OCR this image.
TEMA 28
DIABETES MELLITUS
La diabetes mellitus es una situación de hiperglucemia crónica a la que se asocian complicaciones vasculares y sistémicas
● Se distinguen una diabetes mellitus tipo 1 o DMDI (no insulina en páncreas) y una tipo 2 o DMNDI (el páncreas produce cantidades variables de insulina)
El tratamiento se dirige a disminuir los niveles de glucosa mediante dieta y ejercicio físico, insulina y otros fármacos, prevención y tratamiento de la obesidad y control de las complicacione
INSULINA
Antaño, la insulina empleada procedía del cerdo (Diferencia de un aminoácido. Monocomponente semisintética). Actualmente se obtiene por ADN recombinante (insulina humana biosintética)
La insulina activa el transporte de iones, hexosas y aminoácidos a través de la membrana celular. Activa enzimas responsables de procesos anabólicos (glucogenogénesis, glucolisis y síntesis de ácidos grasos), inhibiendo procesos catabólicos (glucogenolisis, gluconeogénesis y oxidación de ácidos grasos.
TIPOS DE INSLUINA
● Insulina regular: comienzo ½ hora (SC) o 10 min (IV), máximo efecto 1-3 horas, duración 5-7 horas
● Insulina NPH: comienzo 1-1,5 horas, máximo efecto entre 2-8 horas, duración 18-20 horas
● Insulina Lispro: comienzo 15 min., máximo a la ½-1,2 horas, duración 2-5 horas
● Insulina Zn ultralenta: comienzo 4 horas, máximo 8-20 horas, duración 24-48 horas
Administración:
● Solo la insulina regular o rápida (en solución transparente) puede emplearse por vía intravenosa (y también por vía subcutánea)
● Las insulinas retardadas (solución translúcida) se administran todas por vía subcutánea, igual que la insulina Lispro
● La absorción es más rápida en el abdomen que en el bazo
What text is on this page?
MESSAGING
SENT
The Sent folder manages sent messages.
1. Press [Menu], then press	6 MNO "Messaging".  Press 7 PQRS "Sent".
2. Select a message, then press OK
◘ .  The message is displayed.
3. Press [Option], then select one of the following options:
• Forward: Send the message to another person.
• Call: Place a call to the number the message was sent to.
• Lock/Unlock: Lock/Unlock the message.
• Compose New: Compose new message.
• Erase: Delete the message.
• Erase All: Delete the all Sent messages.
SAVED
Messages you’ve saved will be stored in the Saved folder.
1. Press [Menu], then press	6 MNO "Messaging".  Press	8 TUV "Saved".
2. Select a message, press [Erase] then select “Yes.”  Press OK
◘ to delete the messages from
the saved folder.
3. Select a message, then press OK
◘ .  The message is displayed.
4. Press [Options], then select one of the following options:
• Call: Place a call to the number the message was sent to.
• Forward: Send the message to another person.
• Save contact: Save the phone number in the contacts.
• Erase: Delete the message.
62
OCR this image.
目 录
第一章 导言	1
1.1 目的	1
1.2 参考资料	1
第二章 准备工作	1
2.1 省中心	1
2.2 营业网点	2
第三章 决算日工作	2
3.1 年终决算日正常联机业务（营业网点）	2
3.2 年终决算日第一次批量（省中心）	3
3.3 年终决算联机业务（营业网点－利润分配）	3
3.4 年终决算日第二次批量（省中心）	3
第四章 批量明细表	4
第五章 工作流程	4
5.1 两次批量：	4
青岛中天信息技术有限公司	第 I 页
------------------------------------------------------------------------
**PROBLEM DETAILS**: Keep only the lines that hold the string "营业网点", and copy them out.

**COMPLETED EXERCISE**:
2.2 营业网点	2
3.1 年终决算日正常联机业务（营业网点）	2
3.3 年终决算联机业务（营业网点－利润分配）	3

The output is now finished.